== TO BE DONE ==
Write out each line of the material again, word for word.

******

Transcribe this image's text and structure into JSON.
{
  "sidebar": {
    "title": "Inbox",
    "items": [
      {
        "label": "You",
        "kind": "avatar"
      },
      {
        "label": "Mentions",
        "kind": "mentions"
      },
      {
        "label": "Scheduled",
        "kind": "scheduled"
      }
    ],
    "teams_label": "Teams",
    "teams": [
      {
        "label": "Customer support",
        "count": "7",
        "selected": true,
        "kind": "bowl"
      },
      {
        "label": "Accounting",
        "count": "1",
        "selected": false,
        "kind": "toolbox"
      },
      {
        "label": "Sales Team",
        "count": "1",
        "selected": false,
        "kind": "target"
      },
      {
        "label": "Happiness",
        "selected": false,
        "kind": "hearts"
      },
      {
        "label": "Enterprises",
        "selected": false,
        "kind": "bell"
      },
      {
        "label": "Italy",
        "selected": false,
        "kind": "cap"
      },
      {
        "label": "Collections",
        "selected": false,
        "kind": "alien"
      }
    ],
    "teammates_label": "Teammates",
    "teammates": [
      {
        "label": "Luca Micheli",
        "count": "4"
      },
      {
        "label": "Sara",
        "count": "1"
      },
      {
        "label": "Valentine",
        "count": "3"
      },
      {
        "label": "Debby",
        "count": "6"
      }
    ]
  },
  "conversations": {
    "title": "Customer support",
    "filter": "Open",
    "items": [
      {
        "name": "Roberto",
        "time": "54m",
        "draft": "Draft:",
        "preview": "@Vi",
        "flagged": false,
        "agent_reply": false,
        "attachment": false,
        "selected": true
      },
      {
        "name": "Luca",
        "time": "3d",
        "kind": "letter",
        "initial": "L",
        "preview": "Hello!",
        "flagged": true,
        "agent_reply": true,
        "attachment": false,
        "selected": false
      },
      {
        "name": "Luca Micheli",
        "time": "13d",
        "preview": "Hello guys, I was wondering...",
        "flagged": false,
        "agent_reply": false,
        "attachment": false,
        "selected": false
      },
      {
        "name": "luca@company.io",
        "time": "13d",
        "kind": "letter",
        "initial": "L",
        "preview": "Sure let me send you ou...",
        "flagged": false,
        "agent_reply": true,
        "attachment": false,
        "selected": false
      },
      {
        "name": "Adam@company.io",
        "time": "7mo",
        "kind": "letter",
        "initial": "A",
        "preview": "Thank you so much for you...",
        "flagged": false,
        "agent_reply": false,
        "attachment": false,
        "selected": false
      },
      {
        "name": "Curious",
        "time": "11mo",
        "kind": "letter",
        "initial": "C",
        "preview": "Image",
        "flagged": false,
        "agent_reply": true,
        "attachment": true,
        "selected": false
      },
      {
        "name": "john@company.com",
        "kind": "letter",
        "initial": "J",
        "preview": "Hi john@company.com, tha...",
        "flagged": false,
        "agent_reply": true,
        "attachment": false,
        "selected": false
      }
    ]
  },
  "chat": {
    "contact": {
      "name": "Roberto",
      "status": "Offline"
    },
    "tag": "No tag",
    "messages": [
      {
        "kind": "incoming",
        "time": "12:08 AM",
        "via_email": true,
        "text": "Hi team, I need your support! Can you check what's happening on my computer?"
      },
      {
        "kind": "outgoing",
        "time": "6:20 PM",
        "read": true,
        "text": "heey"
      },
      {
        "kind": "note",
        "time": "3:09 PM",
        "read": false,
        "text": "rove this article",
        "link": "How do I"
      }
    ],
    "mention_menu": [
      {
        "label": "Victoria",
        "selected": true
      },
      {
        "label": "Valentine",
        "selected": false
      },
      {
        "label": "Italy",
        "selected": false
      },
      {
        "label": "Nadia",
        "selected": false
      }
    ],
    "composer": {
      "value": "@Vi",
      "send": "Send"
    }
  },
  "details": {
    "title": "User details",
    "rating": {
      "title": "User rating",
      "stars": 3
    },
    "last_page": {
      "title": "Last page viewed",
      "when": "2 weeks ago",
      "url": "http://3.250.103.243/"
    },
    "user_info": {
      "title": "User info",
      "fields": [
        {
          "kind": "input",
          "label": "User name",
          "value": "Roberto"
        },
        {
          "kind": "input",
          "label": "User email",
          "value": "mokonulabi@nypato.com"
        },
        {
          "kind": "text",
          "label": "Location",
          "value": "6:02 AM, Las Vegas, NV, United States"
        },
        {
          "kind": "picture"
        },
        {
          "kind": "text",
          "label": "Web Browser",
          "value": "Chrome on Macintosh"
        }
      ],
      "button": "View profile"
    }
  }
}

******

== EXERCISE ANSWER ==
Transcribe this image's text and structure into JSON.
{
  "sidebar": {
    "title": "Inbox",
    "items": [
      {
        "label": "You",
        "kind": "avatar"
      },
      {
        "label": "Mentions",
        "kind": "mentions"
      },
      {
        "label": "Scheduled",
        "kind": "scheduled"
      }
    ],
    "teams_label": "Teams",
    "teams": [
      {
        "label": "Customer support",
        "count": "7",
        "selected": true,
        "kind": "bowl"
      },
      {
        "label": "Accounting",
        "count": "1",
        "selected": false,
        "kind": "toolbox"
      },
      {
        "label": "Sales Team",
        "count": "1",
        "selected": false,
        "kind": "target"
      },
      {
        "label": "Happiness",
        "selected": false,
        "kind": "hearts"
      },
      {
        "label": "Enterprises",
        "selected": false,
        "kind": "bell"
      },
      {
        "label": "Italy",
        "selected": false,
        "kind": "cap"
      },
      {
        "label": "Collections",
        "selected": false,
        "kind": "alien"
      }
    ],
    "teammates_label": "Teammates",
    "teammates": [
      {
        "label": "Luca Micheli",
        "count": "4"
      },
      {
        "label": "Sara",
        "count": "1"
      },
      {
        "label": "Valentine",
        "count": "3"
      },
      {
        "label": "Debby",
        "count": "6"
      }
    ]
  },
  "conversations": {
    "title": "Customer support",
    "filter": "Open",
    "items": [
      {
        "name": "Roberto",
        "time": "54m",
        "draft": "Draft:",
        "preview": "@Vi",
        "flagged": false,
        "agent_reply": false,
        "attachment": false,
        "selected": true
      },
      {
        "name": "Luca",
        "time": "3d",
        "kind": "letter",
        "initial": "L",
        "preview": "Hello!",
        "flagged": true,
        "agent_reply": true,
        "attachment": false,
        "selected": false
      },
      {
        "name": "Luca Micheli",
        "time": "13d",
        "preview": "Hello guys, I was wondering...",
        "flagged": false,
        "agent_reply": false,
        "attachment": false,
        "selected": false
      },
      {
        "name": "luca@company.io",
        "time": "13d",
        "kind": "letter",
        "initial": "L",
        "preview": "Sure let me send you ou...",
        "flagged": false,
        "agent_reply": true,
        "attachment": false,
        "selected": false
      },
      {
        "name": "Adam@company.io",
        "time": "7mo",
        "kind": "letter",
        "initial": "A",
        "preview": "Thank you so much for you...",
        "flagged": false,
        "agent_reply": false,
        "attachment": false,
        "selected": false
      },
      {
        "name": "Curious",
        "time": "11mo",
        "kind": "letter",
        "initial": "C",
        "preview": "Image",
        "flagged": false,
        "agent_reply": true,
        "attachment": true,
        "selected": false
      },
      {
        "name": "john@company.com",
        "kind": "letter",
        "initial": "J",
        "preview": "Hi john@company.com, tha...",
        "flagged": false,
        "agent_reply": true,
        "attachment": false,
        "selected": false
      }
    ]
  },
  "chat": {
    "contact": {
      "name": "Roberto",
      "status": "Offline"
    },
    "tag": "No tag",
    "messages": [
      {
        "kind": "incoming",
        "time": "12:08 AM",
        "via_email": true,
        "text": "Hi team, I need your support! Can you check what's happening on my computer?"
      },
      {
        "kind": "outgoing",
        "time": "6:20 PM",
        "read": true,
        "text": "heey"
      },
      {
        "kind": "note",
        "time": "3:09 PM",
        "read": false,
        "text": "rove this article",
        "link": "How do I"
      }
    ],
    "mention_menu": [
      {
        "label": "Victoria",
        "selected": true
      },
      {
        "label": "Valentine",
        "selected": false
      },
      {
        "label": "Italy",
        "selected": false
      },
      {
        "label": "Nadia",
        "selected": false
      }
    ],
    "composer": {
      "value": "@Vi",
      "send": "Send"
    }
  },
  "details": {
    "title": "User details",
    "rating": {
      "title": "User rating",
      "stars": 3
    },
    "last_page": {
      "title": "Last page viewed",
      "when": "2 weeks ago",
      "url": "http://3.250.103.243/"
    },
    "user_info": {
      "title": "User info",
      "fields": [
        {
          "kind": "input",
          "label": "User name",
          "value": "Roberto"
        },
        {
          "kind": "input",
          "label": "User email",
          "value": "mokonulabi@nypato.com"
        },
        {
          "kind": "text",
          "label": "Location",
          "value": "6:02 AM, Las Vegas, NV, United States"
        },
        {
          "kind": "picture"
        },
        {
          "kind": "text",
          "label": "Web Browser",
          "value": "Chrome on Macintosh"
        }
      ],
      "button": "View profile"
    }
  }
}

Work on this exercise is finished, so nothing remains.